> _Required task_: How many of the lines below contain "name"? Answer with that number alone.

> _Extracted information_:

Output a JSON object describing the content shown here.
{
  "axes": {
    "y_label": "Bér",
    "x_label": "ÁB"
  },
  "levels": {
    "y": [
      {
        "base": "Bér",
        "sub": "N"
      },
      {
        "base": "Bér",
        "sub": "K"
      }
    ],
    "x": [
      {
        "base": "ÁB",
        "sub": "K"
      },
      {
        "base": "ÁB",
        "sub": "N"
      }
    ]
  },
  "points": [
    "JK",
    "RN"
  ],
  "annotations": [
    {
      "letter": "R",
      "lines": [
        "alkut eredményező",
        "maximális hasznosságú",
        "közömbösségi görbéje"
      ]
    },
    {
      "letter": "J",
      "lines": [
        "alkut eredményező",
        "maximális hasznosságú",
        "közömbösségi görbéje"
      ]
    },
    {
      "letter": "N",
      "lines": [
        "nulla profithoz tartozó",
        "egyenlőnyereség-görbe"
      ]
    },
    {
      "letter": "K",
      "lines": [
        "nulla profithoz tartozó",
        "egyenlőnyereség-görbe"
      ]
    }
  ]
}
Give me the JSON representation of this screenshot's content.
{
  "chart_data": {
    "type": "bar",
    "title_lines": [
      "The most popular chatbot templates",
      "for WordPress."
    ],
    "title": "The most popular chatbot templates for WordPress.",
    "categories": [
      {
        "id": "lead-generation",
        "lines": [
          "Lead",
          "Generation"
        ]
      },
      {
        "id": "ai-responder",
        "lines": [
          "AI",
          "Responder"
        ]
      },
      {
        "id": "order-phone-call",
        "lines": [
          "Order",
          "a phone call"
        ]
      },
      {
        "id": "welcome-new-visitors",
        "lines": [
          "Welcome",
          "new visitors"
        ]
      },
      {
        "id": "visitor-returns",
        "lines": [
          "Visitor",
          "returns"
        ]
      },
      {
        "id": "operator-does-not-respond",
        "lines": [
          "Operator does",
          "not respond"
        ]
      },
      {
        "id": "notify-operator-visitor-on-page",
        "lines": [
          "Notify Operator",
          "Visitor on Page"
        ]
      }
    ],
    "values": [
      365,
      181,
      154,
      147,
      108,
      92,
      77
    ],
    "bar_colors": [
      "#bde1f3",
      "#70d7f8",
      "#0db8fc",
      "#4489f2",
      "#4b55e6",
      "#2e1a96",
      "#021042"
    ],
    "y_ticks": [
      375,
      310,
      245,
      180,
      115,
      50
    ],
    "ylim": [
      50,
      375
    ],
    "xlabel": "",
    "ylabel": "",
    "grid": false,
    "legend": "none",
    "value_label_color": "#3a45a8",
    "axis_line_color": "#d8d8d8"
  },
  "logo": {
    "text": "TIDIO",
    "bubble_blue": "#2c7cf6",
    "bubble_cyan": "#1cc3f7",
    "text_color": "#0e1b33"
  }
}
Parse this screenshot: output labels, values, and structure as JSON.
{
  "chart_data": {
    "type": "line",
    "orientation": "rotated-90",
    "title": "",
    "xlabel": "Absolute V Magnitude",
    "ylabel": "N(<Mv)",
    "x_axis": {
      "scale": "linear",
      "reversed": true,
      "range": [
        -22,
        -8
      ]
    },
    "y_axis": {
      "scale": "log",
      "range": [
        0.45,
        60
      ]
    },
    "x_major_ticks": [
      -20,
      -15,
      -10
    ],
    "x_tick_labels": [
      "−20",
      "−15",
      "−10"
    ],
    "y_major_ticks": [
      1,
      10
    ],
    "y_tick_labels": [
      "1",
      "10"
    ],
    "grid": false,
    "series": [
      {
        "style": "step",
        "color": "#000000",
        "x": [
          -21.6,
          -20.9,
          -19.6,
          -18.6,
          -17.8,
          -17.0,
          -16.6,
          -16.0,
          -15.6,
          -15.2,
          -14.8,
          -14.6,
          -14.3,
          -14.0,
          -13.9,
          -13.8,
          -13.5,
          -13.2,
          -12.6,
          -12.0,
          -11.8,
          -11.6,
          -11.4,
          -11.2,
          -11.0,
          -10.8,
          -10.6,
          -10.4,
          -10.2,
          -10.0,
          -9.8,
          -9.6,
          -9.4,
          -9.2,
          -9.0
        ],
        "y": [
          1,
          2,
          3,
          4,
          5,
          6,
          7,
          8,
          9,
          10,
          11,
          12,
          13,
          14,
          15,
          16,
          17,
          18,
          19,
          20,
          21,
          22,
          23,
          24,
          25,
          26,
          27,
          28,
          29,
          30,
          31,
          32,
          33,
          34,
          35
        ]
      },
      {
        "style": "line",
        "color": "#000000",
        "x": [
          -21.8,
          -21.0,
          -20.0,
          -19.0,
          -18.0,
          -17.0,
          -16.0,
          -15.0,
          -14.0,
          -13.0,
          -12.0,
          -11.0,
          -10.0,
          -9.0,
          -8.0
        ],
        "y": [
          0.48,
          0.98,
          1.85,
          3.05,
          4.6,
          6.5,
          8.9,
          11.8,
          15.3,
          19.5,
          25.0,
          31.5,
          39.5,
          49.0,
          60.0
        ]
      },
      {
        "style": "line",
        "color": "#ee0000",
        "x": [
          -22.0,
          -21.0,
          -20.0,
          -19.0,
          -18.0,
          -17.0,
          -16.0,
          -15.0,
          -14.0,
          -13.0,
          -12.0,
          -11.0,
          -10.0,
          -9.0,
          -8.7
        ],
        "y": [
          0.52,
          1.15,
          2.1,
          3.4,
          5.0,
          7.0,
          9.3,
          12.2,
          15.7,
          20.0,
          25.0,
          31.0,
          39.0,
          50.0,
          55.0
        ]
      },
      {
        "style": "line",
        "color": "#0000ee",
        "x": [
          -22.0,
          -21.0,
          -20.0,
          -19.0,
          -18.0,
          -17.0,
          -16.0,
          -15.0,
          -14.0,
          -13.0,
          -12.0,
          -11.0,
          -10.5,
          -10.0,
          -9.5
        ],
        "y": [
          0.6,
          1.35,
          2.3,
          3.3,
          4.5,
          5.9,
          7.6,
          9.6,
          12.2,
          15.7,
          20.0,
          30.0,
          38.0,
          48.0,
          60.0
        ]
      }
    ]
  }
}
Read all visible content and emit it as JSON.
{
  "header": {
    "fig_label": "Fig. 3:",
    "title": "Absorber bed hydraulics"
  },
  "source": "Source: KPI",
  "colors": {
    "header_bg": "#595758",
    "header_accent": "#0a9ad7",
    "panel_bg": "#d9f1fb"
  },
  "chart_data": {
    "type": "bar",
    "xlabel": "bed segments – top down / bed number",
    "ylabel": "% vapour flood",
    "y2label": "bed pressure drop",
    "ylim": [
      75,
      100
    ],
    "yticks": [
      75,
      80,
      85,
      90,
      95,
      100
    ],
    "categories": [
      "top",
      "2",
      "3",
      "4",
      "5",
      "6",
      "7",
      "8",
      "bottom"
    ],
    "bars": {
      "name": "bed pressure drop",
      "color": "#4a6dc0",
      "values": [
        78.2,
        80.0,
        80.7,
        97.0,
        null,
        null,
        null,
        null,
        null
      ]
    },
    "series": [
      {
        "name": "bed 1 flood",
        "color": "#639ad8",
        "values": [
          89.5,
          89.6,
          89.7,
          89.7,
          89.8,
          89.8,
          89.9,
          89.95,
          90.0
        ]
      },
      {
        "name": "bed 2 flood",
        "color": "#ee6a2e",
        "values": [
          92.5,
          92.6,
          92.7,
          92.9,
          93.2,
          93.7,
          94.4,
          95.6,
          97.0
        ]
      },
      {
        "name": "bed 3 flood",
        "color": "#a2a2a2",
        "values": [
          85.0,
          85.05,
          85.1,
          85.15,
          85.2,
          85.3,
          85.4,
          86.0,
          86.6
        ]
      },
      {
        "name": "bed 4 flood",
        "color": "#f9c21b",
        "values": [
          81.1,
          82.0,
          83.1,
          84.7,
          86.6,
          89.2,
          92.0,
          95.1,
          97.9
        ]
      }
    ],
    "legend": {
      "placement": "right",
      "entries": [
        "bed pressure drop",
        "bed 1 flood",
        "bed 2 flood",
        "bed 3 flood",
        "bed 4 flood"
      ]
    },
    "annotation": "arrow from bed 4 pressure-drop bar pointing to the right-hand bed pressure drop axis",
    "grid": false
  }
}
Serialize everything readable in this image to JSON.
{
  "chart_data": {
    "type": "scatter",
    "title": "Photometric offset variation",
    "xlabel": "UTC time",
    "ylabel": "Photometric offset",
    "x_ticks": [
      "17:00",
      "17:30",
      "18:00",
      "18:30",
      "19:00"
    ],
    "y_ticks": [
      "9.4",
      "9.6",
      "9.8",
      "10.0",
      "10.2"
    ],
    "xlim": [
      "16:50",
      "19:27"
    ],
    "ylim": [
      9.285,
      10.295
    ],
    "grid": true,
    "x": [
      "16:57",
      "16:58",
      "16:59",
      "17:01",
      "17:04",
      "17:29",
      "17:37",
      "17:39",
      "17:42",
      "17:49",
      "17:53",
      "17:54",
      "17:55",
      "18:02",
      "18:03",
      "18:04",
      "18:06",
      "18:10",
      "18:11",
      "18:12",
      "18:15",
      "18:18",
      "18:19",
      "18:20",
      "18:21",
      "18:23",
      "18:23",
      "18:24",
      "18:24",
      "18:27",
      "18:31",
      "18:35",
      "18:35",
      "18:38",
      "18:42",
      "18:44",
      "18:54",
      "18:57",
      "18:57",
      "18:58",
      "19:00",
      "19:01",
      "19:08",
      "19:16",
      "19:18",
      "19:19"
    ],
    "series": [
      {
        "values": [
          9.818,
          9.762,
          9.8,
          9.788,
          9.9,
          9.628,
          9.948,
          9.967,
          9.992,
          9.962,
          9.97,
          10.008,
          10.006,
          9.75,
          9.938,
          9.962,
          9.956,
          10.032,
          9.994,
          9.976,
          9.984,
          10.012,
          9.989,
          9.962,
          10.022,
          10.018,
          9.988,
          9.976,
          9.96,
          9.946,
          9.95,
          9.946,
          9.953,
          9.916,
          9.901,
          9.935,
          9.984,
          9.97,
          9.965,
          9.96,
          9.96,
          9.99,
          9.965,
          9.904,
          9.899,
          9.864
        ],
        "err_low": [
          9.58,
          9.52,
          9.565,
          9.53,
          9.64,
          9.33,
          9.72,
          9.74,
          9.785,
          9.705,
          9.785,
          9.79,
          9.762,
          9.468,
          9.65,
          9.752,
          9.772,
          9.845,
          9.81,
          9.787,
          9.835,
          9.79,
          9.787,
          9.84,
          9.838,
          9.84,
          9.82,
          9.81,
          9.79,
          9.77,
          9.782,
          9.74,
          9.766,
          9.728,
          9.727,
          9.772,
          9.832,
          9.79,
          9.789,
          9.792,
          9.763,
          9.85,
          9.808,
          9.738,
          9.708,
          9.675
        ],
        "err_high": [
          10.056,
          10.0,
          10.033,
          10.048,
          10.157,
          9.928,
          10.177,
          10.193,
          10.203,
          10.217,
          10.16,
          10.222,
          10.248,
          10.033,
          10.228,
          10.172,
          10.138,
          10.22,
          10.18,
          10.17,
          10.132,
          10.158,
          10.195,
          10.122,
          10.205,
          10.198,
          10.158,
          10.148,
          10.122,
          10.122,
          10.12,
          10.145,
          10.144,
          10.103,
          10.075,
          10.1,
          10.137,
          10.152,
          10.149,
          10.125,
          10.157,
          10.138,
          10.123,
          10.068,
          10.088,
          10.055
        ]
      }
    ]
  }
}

> _The completed task_: 5